(SET PROBLEM) Print out the entries below with no edits.
**** INFORMATION GIVEN
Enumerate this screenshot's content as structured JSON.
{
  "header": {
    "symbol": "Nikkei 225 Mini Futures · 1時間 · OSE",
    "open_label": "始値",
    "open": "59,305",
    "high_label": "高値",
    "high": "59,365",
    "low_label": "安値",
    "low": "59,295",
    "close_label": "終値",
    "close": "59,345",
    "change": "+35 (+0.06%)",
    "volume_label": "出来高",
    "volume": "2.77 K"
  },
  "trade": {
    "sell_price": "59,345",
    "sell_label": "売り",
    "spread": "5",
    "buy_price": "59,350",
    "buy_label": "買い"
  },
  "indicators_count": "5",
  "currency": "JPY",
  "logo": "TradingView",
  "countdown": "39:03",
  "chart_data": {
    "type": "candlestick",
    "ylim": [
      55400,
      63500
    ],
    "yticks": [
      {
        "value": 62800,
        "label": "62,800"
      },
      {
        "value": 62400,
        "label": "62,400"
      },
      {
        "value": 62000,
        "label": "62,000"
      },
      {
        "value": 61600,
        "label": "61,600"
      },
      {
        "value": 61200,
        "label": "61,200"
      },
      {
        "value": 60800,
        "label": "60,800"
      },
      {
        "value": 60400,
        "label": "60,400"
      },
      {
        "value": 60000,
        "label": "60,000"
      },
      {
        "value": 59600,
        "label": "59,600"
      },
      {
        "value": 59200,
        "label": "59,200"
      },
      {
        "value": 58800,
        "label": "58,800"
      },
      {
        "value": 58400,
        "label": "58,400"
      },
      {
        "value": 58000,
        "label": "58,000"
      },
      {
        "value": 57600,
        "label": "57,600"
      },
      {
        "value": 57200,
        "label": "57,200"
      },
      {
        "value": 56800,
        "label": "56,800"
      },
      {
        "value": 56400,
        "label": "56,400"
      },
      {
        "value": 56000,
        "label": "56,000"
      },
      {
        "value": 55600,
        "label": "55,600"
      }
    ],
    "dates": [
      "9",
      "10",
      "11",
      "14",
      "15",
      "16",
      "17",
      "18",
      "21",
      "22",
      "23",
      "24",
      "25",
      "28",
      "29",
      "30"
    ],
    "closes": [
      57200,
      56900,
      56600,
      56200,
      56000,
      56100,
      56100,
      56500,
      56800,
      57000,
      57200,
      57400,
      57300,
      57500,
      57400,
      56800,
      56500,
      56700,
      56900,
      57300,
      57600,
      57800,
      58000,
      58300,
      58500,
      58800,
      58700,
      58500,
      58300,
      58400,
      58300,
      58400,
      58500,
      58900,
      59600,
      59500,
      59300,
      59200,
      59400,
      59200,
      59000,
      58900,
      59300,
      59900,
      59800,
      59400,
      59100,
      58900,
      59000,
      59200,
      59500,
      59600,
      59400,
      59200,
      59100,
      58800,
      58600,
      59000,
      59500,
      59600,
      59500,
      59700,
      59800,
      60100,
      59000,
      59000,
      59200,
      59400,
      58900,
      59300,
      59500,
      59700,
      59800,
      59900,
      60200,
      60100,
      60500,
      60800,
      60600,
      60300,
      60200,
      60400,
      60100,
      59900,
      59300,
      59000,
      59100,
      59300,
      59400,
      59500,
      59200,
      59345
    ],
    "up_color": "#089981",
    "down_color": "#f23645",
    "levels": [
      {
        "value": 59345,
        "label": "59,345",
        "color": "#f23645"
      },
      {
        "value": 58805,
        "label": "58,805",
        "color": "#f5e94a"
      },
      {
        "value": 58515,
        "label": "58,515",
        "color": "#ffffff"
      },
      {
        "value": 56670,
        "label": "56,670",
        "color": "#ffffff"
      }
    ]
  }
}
********
(WRITTEN SOLUTION)
Enumerate this screenshot's content as structured JSON.
{
  "header": {
    "symbol": "Nikkei 225 Mini Futures · 1時間 · OSE",
    "open_label": "始値",
    "open": "59,305",
    "high_label": "高値",
    "high": "59,365",
    "low_label": "安値",
    "low": "59,295",
    "close_label": "終値",
    "close": "59,345",
    "change": "+35 (+0.06%)",
    "volume_label": "出来高",
    "volume": "2.77 K"
  },
  "trade": {
    "sell_price": "59,345",
    "sell_label": "売り",
    "spread": "5",
    "buy_price": "59,350",
    "buy_label": "買い"
  },
  "indicators_count": "5",
  "currency": "JPY",
  "logo": "TradingView",
  "countdown": "39:03",
  "chart_data": {
    "type": "candlestick",
    "ylim": [
      55400,
      63500
    ],
    "yticks": [
      {
        "value": 62800,
        "label": "62,800"
      },
      {
        "value": 62400,
        "label": "62,400"
      },
      {
        "value": 62000,
        "label": "62,000"
      },
      {
        "value": 61600,
        "label": "61,600"
      },
      {
        "value": 61200,
        "label": "61,200"
      },
      {
        "value": 60800,
        "label": "60,800"
      },
      {
        "value": 60400,
        "label": "60,400"
      },
      {
        "value": 60000,
        "label": "60,000"
      },
      {
        "value": 59600,
        "label": "59,600"
      },
      {
        "value": 59200,
        "label": "59,200"
      },
      {
        "value": 58800,
        "label": "58,800"
      },
      {
        "value": 58400,
        "label": "58,400"
      },
      {
        "value": 58000,
        "label": "58,000"
      },
      {
        "value": 57600,
        "label": "57,600"
      },
      {
        "value": 57200,
        "label": "57,200"
      },
      {
        "value": 56800,
        "label": "56,800"
      },
      {
        "value": 56400,
        "label": "56,400"
      },
      {
        "value": 56000,
        "label": "56,000"
      },
      {
        "value": 55600,
        "label": "55,600"
      }
    ],
    "dates": [
      "9",
      "10",
      "11",
      "14",
      "15",
      "16",
      "17",
      "18",
      "21",
      "22",
      "23",
      "24",
      "25",
      "28",
      "29",
      "30"
    ],
    "closes": [
      57200,
      56900,
      56600,
      56200,
      56000,
      56100,
      56100,
      56500,
      56800,
      57000,
      57200,
      57400,
      57300,
      57500,
      57400,
      56800,
      56500,
      56700,
      56900,
      57300,
      57600,
      57800,
      58000,
      58300,
      58500,
      58800,
      58700,
      58500,
      58300,
      58400,
      58300,
      58400,
      58500,
      58900,
      59600,
      59500,
      59300,
      59200,
      59400,
      59200,
      59000,
      58900,
      59300,
      59900,
      59800,
      59400,
      59100,
      58900,
      59000,
      59200,
      59500,
      59600,
      59400,
      59200,
      59100,
      58800,
      58600,
      59000,
      59500,
      59600,
      59500,
      59700,
      59800,
      60100,
      59000,
      59000,
      59200,
      59400,
      58900,
      59300,
      59500,
      59700,
      59800,
      59900,
      60200,
      60100,
      60500,
      60800,
      60600,
      60300,
      60200,
      60400,
      60100,
      59900,
      59300,
      59000,
      59100,
      59300,
      59400,
      59500,
      59200,
      59345
    ],
    "up_color": "#089981",
    "down_color": "#f23645",
    "levels": [
      {
        "value": 59345,
        "label": "59,345",
        "color": "#f23645"
      },
      {
        "value": 58805,
        "label": "58,805",
        "color": "#f5e94a"
      },
      {
        "value": 58515,
        "label": "58,515",
        "color": "#ffffff"
      },
      {
        "value": 56670,
        "label": "56,670",
        "color": "#ffffff"
      }
    ]
  }
}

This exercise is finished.